Identify the line that contains "Give me the" in the material. Output it and every line after it, unchanged, through the end.

══ Records ══

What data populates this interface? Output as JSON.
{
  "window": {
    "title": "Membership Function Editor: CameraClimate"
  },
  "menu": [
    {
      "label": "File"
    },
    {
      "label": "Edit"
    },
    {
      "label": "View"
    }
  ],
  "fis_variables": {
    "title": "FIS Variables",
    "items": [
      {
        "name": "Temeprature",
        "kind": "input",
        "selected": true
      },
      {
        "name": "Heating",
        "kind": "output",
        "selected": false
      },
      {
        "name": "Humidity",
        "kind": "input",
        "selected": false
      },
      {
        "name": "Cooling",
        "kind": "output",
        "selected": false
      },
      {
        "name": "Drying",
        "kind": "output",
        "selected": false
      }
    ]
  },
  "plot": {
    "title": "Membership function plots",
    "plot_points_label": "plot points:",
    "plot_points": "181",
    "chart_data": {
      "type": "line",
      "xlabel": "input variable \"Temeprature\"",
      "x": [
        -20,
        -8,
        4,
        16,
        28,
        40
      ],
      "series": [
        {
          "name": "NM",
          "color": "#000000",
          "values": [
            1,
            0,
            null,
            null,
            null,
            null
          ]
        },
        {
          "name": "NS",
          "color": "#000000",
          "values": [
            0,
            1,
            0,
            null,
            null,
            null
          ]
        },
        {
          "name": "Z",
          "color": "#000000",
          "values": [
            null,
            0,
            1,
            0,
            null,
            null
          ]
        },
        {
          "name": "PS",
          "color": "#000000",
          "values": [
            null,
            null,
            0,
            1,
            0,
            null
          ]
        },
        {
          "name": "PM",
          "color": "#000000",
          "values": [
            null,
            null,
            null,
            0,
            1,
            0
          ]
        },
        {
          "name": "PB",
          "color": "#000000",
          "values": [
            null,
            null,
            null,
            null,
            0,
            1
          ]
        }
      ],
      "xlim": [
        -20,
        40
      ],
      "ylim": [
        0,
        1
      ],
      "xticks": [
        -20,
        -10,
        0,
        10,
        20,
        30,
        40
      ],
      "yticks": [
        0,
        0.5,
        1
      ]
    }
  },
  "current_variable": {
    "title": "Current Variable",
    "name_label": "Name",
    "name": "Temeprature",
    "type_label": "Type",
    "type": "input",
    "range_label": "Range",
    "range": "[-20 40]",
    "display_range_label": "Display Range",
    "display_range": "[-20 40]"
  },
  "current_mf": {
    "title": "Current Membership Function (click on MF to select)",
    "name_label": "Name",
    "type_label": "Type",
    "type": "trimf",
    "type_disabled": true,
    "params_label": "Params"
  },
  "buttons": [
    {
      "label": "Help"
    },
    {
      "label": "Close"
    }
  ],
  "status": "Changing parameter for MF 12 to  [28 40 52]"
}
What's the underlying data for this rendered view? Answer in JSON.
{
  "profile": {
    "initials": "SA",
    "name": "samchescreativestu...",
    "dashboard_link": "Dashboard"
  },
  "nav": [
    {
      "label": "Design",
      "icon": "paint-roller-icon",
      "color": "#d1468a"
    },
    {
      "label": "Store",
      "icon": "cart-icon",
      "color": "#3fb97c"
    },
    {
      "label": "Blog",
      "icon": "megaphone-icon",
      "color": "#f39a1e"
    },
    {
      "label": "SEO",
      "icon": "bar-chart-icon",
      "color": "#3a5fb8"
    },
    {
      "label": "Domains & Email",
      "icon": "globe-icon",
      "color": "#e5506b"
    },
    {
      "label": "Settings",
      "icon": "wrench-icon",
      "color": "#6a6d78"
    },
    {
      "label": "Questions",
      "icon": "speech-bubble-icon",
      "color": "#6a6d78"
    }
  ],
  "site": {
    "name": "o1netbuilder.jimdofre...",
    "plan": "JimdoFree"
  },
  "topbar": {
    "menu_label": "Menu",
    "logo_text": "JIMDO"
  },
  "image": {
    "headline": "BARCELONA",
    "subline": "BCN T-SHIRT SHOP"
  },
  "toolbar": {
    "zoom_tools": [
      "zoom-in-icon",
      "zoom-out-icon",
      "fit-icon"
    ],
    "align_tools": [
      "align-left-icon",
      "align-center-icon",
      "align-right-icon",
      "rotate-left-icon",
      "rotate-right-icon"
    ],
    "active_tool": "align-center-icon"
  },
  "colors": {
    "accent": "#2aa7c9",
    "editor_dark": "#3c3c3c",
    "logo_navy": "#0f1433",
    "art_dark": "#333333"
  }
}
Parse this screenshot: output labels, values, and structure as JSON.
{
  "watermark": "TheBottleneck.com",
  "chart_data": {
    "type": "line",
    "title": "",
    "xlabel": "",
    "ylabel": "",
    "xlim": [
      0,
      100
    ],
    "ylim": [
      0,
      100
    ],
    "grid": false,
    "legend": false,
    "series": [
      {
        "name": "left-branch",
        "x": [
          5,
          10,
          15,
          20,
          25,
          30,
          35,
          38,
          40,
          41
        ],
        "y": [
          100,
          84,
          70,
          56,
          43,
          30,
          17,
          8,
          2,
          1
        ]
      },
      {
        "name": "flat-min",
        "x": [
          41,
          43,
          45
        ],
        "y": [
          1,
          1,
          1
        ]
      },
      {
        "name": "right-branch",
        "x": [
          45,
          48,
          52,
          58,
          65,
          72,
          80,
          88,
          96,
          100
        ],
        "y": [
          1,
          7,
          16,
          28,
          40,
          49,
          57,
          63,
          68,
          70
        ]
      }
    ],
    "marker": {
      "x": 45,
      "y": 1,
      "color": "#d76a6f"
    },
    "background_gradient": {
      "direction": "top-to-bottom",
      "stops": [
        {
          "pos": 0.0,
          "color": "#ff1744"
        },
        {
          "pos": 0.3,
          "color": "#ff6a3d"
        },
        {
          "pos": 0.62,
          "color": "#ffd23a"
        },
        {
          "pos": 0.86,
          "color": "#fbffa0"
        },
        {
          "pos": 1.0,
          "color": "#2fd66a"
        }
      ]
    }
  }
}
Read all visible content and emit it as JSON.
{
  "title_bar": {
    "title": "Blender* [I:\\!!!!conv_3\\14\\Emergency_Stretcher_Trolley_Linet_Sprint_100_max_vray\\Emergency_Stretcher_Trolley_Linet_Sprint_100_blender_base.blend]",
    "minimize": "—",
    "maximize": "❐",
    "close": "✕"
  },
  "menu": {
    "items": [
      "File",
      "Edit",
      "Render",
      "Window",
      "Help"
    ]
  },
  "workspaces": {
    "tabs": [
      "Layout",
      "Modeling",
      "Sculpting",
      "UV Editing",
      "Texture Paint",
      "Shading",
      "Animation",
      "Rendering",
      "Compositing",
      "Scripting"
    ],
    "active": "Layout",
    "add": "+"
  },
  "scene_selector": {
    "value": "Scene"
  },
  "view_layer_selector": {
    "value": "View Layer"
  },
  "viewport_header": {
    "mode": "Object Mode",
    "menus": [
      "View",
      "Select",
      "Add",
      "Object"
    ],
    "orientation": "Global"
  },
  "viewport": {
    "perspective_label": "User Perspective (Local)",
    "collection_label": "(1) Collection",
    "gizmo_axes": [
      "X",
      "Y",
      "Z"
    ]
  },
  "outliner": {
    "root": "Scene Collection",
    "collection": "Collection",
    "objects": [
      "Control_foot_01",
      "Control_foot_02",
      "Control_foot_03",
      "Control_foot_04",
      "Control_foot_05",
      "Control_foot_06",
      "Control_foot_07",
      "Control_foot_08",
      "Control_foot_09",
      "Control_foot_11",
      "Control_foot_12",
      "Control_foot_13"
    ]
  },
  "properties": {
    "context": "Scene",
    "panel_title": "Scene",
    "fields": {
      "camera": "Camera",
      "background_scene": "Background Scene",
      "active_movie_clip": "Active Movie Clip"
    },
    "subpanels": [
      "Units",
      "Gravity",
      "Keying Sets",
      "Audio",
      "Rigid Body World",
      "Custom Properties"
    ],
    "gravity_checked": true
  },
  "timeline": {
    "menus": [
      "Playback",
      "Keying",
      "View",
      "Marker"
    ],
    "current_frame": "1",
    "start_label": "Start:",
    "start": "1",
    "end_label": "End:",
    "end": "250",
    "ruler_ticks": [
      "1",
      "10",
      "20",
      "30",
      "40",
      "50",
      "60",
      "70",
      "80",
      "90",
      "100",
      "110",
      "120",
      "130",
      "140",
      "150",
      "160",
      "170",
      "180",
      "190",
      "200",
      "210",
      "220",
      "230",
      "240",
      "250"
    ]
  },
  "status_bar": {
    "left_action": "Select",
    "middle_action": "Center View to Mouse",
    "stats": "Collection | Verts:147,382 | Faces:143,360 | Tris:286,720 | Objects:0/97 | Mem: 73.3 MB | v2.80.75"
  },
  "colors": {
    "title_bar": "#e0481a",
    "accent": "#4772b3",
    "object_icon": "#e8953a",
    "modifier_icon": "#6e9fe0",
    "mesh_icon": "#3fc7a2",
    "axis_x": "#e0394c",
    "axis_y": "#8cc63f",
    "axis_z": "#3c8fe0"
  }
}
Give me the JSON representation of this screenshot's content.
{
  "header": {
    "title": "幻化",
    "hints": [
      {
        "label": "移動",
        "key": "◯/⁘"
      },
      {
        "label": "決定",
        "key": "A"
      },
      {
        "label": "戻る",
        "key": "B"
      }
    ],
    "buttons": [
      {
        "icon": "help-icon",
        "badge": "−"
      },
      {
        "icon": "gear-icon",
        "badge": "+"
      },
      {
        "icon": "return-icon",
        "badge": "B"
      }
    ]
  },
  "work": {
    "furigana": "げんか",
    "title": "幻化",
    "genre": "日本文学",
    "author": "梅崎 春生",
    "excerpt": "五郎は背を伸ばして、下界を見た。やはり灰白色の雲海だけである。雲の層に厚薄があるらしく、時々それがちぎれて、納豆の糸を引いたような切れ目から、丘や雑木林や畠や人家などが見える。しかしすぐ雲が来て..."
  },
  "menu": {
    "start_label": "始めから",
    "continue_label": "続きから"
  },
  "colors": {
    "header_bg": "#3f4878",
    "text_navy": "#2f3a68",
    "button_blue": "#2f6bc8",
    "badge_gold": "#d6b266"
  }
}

═══

Solution to the problem:
Give me the JSON representation of this screenshot's content.
{
  "header": {
    "title": "幻化",
    "hints": [
      {
        "label": "移動",
        "key": "◯/⁘"
      },
      {
        "label": "決定",
        "key": "A"
      },
      {
        "label": "戻る",
        "key": "B"
      }
    ],
    "buttons": [
      {
        "icon": "help-icon",
        "badge": "−"
      },
      {
        "icon": "gear-icon",
        "badge": "+"
      },
      {
        "icon": "return-icon",
        "badge": "B"
      }
    ]
  },
  "work": {
    "furigana": "げんか",
    "title": "幻化",
    "genre": "日本文学",
    "author": "梅崎 春生",
    "excerpt": "五郎は背を伸ばして、下界を見た。やはり灰白色の雲海だけである。雲の層に厚薄があるらしく、時々それがちぎれて、納豆の糸を引いたような切れ目から、丘や雑木林や畠や人家などが見える。しかしすぐ雲が来て..."
  },
  "menu": {
    "start_label": "始めから",
    "continue_label": "続きから"
  },
  "colors": {
    "header_bg": "#3f4878",
    "text_navy": "#2f3a68",
    "button_blue": "#2f6bc8",
    "badge_gold": "#d6b266"
  }
}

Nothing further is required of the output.